The task: Quote the lines below exactly, from the one that holds "Output a JSON" through the final line of the records, and only those.

Material for this exercise:
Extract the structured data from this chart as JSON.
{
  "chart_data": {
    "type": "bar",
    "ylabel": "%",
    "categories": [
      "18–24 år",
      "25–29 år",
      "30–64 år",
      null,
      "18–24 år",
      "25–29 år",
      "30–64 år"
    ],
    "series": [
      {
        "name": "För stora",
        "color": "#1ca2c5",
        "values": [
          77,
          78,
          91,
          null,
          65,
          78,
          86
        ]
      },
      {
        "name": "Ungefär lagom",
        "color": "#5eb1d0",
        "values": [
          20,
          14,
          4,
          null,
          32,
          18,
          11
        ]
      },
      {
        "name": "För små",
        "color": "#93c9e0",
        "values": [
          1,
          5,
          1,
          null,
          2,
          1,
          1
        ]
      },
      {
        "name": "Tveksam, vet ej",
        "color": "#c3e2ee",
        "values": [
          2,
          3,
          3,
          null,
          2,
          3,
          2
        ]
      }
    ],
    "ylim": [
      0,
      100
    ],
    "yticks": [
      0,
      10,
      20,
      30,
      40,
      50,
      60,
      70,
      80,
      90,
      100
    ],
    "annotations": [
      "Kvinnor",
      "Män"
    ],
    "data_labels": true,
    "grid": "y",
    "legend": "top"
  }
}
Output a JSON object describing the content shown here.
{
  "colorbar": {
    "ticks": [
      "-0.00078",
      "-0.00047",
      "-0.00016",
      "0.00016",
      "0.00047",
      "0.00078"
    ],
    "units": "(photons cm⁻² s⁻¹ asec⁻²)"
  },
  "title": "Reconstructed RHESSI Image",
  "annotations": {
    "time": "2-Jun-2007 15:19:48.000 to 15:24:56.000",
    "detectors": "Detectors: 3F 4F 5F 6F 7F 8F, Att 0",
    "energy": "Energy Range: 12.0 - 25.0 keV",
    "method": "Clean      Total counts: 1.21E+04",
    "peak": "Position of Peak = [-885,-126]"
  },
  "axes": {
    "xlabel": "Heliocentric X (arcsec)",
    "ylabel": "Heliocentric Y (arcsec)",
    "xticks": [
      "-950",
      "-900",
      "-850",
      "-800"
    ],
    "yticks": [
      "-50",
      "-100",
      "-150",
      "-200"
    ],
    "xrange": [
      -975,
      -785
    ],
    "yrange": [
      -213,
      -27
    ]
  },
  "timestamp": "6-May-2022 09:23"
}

Finished exercise:
Output a JSON object describing the content shown here.
{
  "colorbar": {
    "ticks": [
      "-0.00078",
      "-0.00047",
      "-0.00016",
      "0.00016",
      "0.00047",
      "0.00078"
    ],
    "units": "(photons cm⁻² s⁻¹ asec⁻²)"
  },
  "title": "Reconstructed RHESSI Image",
  "annotations": {
    "time": "2-Jun-2007 15:19:48.000 to 15:24:56.000",
    "detectors": "Detectors: 3F 4F 5F 6F 7F 8F, Att 0",
    "energy": "Energy Range: 12.0 - 25.0 keV",
    "method": "Clean      Total counts: 1.21E+04",
    "peak": "Position of Peak = [-885,-126]"
  },
  "axes": {
    "xlabel": "Heliocentric X (arcsec)",
    "ylabel": "Heliocentric Y (arcsec)",
    "xticks": [
      "-950",
      "-900",
      "-850",
      "-800"
    ],
    "yticks": [
      "-50",
      "-100",
      "-150",
      "-200"
    ],
    "xrange": [
      -975,
      -785
    ],
    "yrange": [
      -213,
      -27
    ]
  },
  "timestamp": "6-May-2022 09:23"
}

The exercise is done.